--- Task to complete ---
Omit all images, then return the remaining material exactly as it stands.

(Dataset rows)

»»

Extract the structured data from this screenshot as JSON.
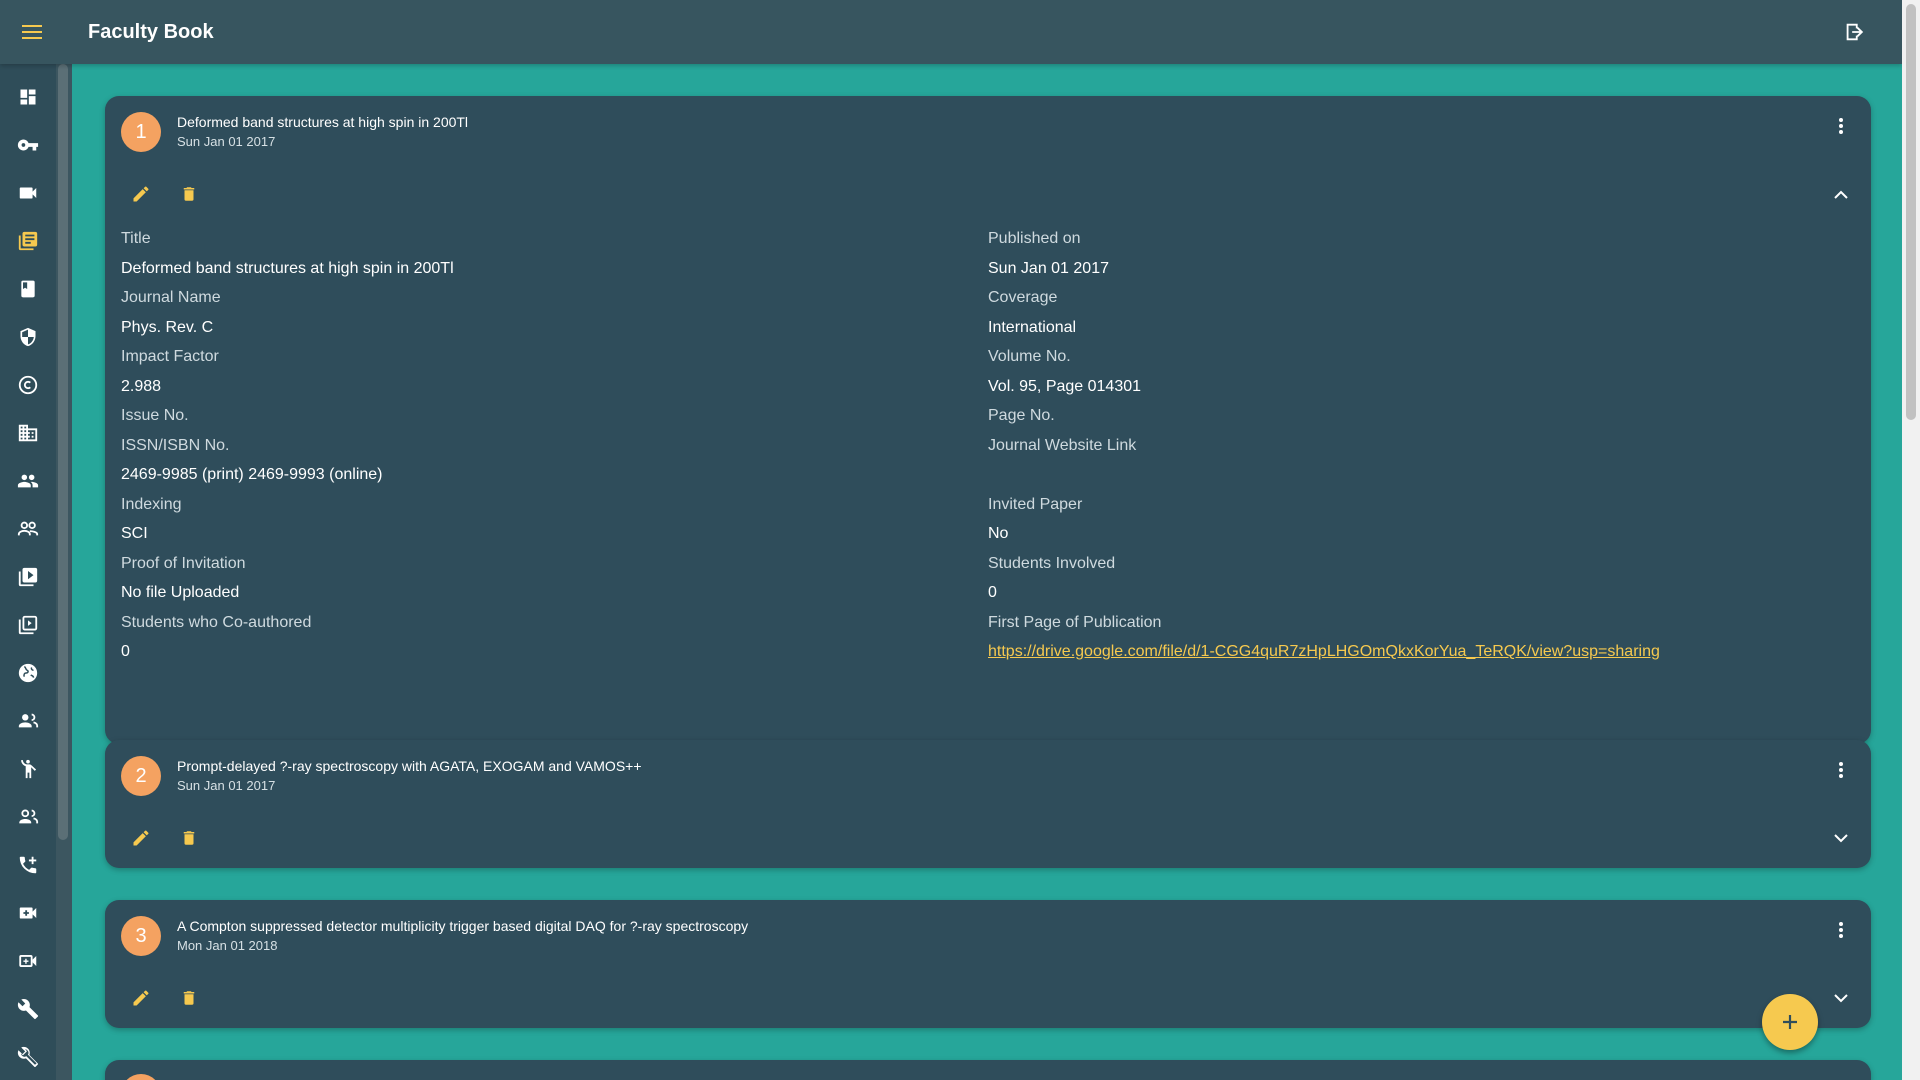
{
  "app": {
    "title": "Faculty Book"
  },
  "colors": {
    "teal_background": "#26a69a",
    "appbar": "#37555f",
    "card": "#2f4d5b",
    "accent_yellow": "#f6c94f",
    "badge_orange": "#f4a261"
  },
  "sidebar": {
    "items": [
      {
        "icon": "dashboard-icon"
      },
      {
        "icon": "key-icon"
      },
      {
        "icon": "videocam-icon"
      },
      {
        "icon": "library-books-icon"
      },
      {
        "icon": "book-icon"
      },
      {
        "icon": "security-shield-icon"
      },
      {
        "icon": "copyright-icon"
      },
      {
        "icon": "business-icon"
      },
      {
        "icon": "people-icon"
      },
      {
        "icon": "people-outline-icon"
      },
      {
        "icon": "video-library-icon"
      },
      {
        "icon": "video-library-outline-icon"
      },
      {
        "icon": "globe-icon"
      },
      {
        "icon": "group-icon"
      },
      {
        "icon": "accessibility-icon"
      },
      {
        "icon": "group-outline-icon"
      },
      {
        "icon": "add-call-icon"
      },
      {
        "icon": "video-call-icon"
      },
      {
        "icon": "video-call-outline-icon"
      },
      {
        "icon": "build-icon"
      },
      {
        "icon": "build-outline-icon"
      }
    ]
  },
  "publications": [
    {
      "number": "1",
      "title": "Deformed band structures at high spin in 200Tl",
      "date": "Sun Jan 01 2017",
      "expanded": true,
      "details": {
        "left": [
          {
            "label": "Title",
            "value": "Deformed band structures at high spin in 200Tl"
          },
          {
            "label": "Journal Name",
            "value": "Phys. Rev. C"
          },
          {
            "label": "Impact Factor",
            "value": "2.988"
          },
          {
            "label": "Issue No.",
            "value": ""
          },
          {
            "label": "ISSN/ISBN No.",
            "value": "2469-9985 (print) 2469-9993 (online)"
          },
          {
            "label": "Indexing",
            "value": "SCI"
          },
          {
            "label": "Proof of Invitation",
            "value": "No file Uploaded"
          },
          {
            "label": "Students who Co-authored",
            "value": "0"
          }
        ],
        "right": [
          {
            "label": "Published on",
            "value": "Sun Jan 01 2017"
          },
          {
            "label": "Coverage",
            "value": "International"
          },
          {
            "label": "Volume No.",
            "value": "Vol. 95, Page 014301"
          },
          {
            "label": "Page No.",
            "value": ""
          },
          {
            "label": "Journal Website Link",
            "value": ""
          },
          {
            "label": "Invited Paper",
            "value": "No"
          },
          {
            "label": "Students Involved",
            "value": "0"
          },
          {
            "label": "First Page of Publication",
            "value": "https://drive.google.com/file/d/1-CGG4quR7zHpLHGOmQkxKorYua_TeRQK/view?usp=sharing"
          }
        ]
      }
    },
    {
      "number": "2",
      "title": "Prompt-delayed ?-ray spectroscopy with AGATA, EXOGAM and VAMOS++",
      "date": "Sun Jan 01 2017",
      "expanded": false
    },
    {
      "number": "3",
      "title": "A Compton suppressed detector multiplicity trigger based digital DAQ for ?-ray spectroscopy",
      "date": "Mon Jan 01 2018",
      "expanded": false
    }
  ],
  "fab": {
    "label": "+"
  }
}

««

--- Exercise solution ---
Extract the structured data from this screenshot as JSON.
{
  "app": {
    "title": "Faculty Book"
  },
  "colors": {
    "teal_background": "#26a69a",
    "appbar": "#37555f",
    "card": "#2f4d5b",
    "accent_yellow": "#f6c94f",
    "badge_orange": "#f4a261"
  },
  "sidebar": {
    "items": [
      {
        "icon": "dashboard-icon"
      },
      {
        "icon": "key-icon"
      },
      {
        "icon": "videocam-icon"
      },
      {
        "icon": "library-books-icon"
      },
      {
        "icon": "book-icon"
      },
      {
        "icon": "security-shield-icon"
      },
      {
        "icon": "copyright-icon"
      },
      {
        "icon": "business-icon"
      },
      {
        "icon": "people-icon"
      },
      {
        "icon": "people-outline-icon"
      },
      {
        "icon": "video-library-icon"
      },
      {
        "icon": "video-library-outline-icon"
      },
      {
        "icon": "globe-icon"
      },
      {
        "icon": "group-icon"
      },
      {
        "icon": "accessibility-icon"
      },
      {
        "icon": "group-outline-icon"
      },
      {
        "icon": "add-call-icon"
      },
      {
        "icon": "video-call-icon"
      },
      {
        "icon": "video-call-outline-icon"
      },
      {
        "icon": "build-icon"
      },
      {
        "icon": "build-outline-icon"
      }
    ]
  },
  "publications": [
    {
      "number": "1",
      "title": "Deformed band structures at high spin in 200Tl",
      "date": "Sun Jan 01 2017",
      "expanded": true,
      "details": {
        "left": [
          {
            "label": "Title",
            "value": "Deformed band structures at high spin in 200Tl"
          },
          {
            "label": "Journal Name",
            "value": "Phys. Rev. C"
          },
          {
            "label": "Impact Factor",
            "value": "2.988"
          },
          {
            "label": "Issue No.",
            "value": ""
          },
          {
            "label": "ISSN/ISBN No.",
            "value": "2469-9985 (print) 2469-9993 (online)"
          },
          {
            "label": "Indexing",
            "value": "SCI"
          },
          {
            "label": "Proof of Invitation",
            "value": "No file Uploaded"
          },
          {
            "label": "Students who Co-authored",
            "value": "0"
          }
        ],
        "right": [
          {
            "label": "Published on",
            "value": "Sun Jan 01 2017"
          },
          {
            "label": "Coverage",
            "value": "International"
          },
          {
            "label": "Volume No.",
            "value": "Vol. 95, Page 014301"
          },
          {
            "label": "Page No.",
            "value": ""
          },
          {
            "label": "Journal Website Link",
            "value": ""
          },
          {
            "label": "Invited Paper",
            "value": "No"
          },
          {
            "label": "Students Involved",
            "value": "0"
          },
          {
            "label": "First Page of Publication",
            "value": "https://drive.google.com/file/d/1-CGG4quR7zHpLHGOmQkxKorYua_TeRQK/view?usp=sharing"
          }
        ]
      }
    },
    {
      "number": "2",
      "title": "Prompt-delayed ?-ray spectroscopy with AGATA, EXOGAM and VAMOS++",
      "date": "Sun Jan 01 2017",
      "expanded": false
    },
    {
      "number": "3",
      "title": "A Compton suppressed detector multiplicity trigger based digital DAQ for ?-ray spectroscopy",
      "date": "Mon Jan 01 2018",
      "expanded": false
    }
  ],
  "fab": {
    "label": "+"
  }
}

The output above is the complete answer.